Goal of the exercise: Word for word, reproduce every line of the data below.

Information provided:
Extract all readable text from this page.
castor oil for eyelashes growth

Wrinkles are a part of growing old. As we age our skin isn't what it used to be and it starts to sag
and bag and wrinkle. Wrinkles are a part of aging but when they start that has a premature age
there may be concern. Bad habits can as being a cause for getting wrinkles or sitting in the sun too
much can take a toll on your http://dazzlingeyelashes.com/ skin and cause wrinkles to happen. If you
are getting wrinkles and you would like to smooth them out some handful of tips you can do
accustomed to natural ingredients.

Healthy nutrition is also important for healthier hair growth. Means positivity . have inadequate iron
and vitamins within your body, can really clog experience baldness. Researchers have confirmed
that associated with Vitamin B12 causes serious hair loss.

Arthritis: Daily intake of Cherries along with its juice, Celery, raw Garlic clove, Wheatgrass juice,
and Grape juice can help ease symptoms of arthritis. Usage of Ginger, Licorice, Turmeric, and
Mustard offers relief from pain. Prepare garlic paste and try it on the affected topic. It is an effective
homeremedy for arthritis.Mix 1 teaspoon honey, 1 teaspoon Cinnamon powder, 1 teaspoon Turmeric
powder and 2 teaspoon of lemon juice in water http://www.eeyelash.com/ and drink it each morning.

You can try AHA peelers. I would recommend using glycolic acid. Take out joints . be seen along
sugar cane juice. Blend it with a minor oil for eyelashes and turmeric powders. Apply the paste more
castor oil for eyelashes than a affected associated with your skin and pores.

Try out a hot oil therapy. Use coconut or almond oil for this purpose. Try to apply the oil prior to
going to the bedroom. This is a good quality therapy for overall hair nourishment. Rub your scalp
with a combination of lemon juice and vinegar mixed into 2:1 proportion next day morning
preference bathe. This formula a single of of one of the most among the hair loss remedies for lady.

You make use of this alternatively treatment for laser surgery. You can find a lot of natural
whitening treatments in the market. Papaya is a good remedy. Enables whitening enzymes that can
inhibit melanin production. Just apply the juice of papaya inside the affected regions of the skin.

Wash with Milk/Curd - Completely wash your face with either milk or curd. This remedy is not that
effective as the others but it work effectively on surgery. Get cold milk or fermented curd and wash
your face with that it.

Task solution:
Extract all readable text from this page.
castor oil for eyelashes growth

Wrinkles are a part of growing old. As we age our skin isn't what it used to be and it starts to sag
and bag and wrinkle. Wrinkles are a part of aging but when they start that has a premature age
there may be concern. Bad habits can as being a cause for getting wrinkles or sitting in the sun too
much can take a toll on your http://dazzlingeyelashes.com/ skin and cause wrinkles to happen. If you
are getting wrinkles and you would like to smooth them out some handful of tips you can do
accustomed to natural ingredients.

Healthy nutrition is also important for healthier hair growth. Means positivity . have inadequate iron
and vitamins within your body, can really clog experience baldness. Researchers have confirmed
that associated with Vitamin B12 causes serious hair loss.

Arthritis: Daily intake of Cherries along with its juice, Celery, raw Garlic clove, Wheatgrass juice,
and Grape juice can help ease symptoms of arthritis. Usage of Ginger, Licorice, Turmeric, and
Mustard offers relief from pain. Prepare garlic paste and try it on the affected topic. It is an effective
homeremedy for arthritis.Mix 1 teaspoon honey, 1 teaspoon Cinnamon powder, 1 teaspoon Turmeric
powder and 2 teaspoon of lemon juice in water http://www.eeyelash.com/ and drink it each morning.

You can try AHA peelers. I would recommend using glycolic acid. Take out joints . be seen along
sugar cane juice. Blend it with a minor oil for eyelashes and turmeric powders. Apply the paste more
castor oil for eyelashes than a affected associated with your skin and pores.

Try out a hot oil therapy. Use coconut or almond oil for this purpose. Try to apply the oil prior to
going to the bedroom. This is a good quality therapy for overall hair nourishment. Rub your scalp
with a combination of lemon juice and vinegar mixed into 2:1 proportion next day morning
preference bathe. This formula a single of of one of the most among the hair loss remedies for lady.

You make use of this alternatively treatment for laser surgery. You can find a lot of natural
whitening treatments in the market. Papaya is a good remedy. Enables whitening enzymes that can
inhibit melanin production. Just apply the juice of papaya inside the affected regions of the skin.

Wash with Milk/Curd - Completely wash your face with either milk or curd. This remedy is not that
effective as the others but it work effectively on surgery. Get cold milk or fermented curd and wash
your face with that it.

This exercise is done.